**Activity list**
(a) List every person named as a post or comment author in the forum thread on counting unique rows with numpy.
(b) According to the forum thread on counting unique rows with numpy, from which numpy version onward does np.unique accept an axis argument?
(c) Transcribe the stretch of the forum thread on counting unique rows with numpy from "Since numpy-1.13.0, np.unique" through "array([3, 3, 3]))".

The numpy_indexed package (disclaimer: I am its author) contains efficient vectorized functionality for these kind of operations:

import numpy_indexed as npi
unique_rows, row_count = npi.count(a, axis=0)

Note that this works for arrays of any dimensionality or datatype.

Eelco Hoogendoorn
  • 10,459
  • 1
  • 44
  • 42
  • Perfect answer but how can we make it as one output: example [[[1,1,9],10],[[1,1,0],2]] – Moustafa Mahmoud Mar 03 '18 at 10:18
  • zip(*npi.count(..) would give that; but that wouldnt be very numpythonic; alternatively you could make a structured array with a composite dtype and assign the result to that, if you insist. But more likely that not you will end up wit ha more efficient solution if you stick to the way numpy likes to organise things natively. – Eelco Hoogendoorn Mar 03 '18 at 15:00
1

Since numpy-1.13.0, np.unique can be used with axis argument:

>>> np.unique(a, axis=0, return_counts=True)

(array([[1, 1, 1],
        [2, 2, 2],
        [3, 3, 0]]), array([3, 3, 3]))
boyangeor
  • 381
  • 3
  • 6

**Supplied data**
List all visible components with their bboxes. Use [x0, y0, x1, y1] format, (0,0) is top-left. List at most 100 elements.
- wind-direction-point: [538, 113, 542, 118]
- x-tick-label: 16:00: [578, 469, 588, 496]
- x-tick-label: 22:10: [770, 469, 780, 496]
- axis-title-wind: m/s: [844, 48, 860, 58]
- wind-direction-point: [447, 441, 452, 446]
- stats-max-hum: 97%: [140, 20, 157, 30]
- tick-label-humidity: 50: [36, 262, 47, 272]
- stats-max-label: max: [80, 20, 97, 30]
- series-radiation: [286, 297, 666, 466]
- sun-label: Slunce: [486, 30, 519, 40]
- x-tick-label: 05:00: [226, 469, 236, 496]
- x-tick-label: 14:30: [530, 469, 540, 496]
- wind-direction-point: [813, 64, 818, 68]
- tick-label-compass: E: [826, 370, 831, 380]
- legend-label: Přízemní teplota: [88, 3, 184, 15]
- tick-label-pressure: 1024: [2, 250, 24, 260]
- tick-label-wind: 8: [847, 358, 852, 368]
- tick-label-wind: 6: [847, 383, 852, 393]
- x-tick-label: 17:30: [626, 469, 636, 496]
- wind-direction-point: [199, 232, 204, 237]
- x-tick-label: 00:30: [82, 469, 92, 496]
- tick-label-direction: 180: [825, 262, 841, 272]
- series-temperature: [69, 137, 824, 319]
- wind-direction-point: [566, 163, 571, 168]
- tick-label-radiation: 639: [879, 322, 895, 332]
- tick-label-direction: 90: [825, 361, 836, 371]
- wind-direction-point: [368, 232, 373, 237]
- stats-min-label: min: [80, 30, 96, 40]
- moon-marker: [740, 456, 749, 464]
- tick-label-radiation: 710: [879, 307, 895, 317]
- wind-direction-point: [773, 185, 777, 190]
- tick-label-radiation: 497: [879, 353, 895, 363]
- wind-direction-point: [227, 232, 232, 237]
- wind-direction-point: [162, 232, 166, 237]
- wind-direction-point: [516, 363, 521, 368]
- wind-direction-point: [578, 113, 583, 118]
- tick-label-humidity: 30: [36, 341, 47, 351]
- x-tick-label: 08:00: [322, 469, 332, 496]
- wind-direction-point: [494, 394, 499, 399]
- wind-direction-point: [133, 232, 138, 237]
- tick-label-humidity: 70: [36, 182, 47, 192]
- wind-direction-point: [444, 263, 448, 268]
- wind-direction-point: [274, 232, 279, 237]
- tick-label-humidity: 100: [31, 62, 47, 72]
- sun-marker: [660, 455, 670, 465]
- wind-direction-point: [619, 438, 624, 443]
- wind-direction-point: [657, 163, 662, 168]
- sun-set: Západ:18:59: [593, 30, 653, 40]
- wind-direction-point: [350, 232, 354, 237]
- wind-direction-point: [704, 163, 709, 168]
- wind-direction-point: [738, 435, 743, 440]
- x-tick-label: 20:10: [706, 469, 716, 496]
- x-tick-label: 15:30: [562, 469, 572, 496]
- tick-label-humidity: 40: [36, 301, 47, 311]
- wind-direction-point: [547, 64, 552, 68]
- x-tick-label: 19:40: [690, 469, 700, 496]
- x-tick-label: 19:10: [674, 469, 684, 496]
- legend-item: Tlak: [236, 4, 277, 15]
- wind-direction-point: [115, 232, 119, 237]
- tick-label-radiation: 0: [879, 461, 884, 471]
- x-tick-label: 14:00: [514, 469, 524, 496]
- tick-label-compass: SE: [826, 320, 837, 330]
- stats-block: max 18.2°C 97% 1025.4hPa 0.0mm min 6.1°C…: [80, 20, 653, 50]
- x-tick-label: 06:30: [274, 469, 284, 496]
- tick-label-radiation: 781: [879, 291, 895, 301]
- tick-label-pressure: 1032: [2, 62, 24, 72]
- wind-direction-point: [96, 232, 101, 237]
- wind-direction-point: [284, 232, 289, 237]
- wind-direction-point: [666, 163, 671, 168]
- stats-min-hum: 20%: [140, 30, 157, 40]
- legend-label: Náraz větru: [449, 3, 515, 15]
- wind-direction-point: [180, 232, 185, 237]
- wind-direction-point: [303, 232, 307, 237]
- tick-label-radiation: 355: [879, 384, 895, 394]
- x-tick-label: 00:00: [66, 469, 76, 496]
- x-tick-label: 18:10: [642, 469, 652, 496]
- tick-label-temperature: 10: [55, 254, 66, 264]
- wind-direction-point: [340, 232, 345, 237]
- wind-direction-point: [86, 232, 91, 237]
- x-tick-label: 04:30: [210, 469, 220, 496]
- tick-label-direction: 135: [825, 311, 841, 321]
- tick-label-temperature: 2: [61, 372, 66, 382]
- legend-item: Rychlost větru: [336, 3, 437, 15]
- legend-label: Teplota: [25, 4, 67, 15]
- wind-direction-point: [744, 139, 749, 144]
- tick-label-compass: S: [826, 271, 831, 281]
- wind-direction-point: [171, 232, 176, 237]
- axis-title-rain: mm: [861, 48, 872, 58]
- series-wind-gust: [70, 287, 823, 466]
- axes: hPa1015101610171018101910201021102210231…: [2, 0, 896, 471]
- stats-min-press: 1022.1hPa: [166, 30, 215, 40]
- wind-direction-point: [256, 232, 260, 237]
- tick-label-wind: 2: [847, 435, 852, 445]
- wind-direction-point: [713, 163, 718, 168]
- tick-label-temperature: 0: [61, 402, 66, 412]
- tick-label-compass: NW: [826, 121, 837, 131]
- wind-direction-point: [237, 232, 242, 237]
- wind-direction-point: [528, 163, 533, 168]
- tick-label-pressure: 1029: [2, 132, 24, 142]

**Written answers**
(a) Eelco Hoogendoorn, Moustafa Mahmoud, boyangeor

(b) numpy-1.13.0

(c)
Since numpy-1.13.0, np.unique can be used with axis argument:

>>> np.unique(a, axis=0, return_counts=True)

(array([[1, 1, 1],
        [2, 2, 2],
        [3, 3, 0]]), array([3, 3, 3]))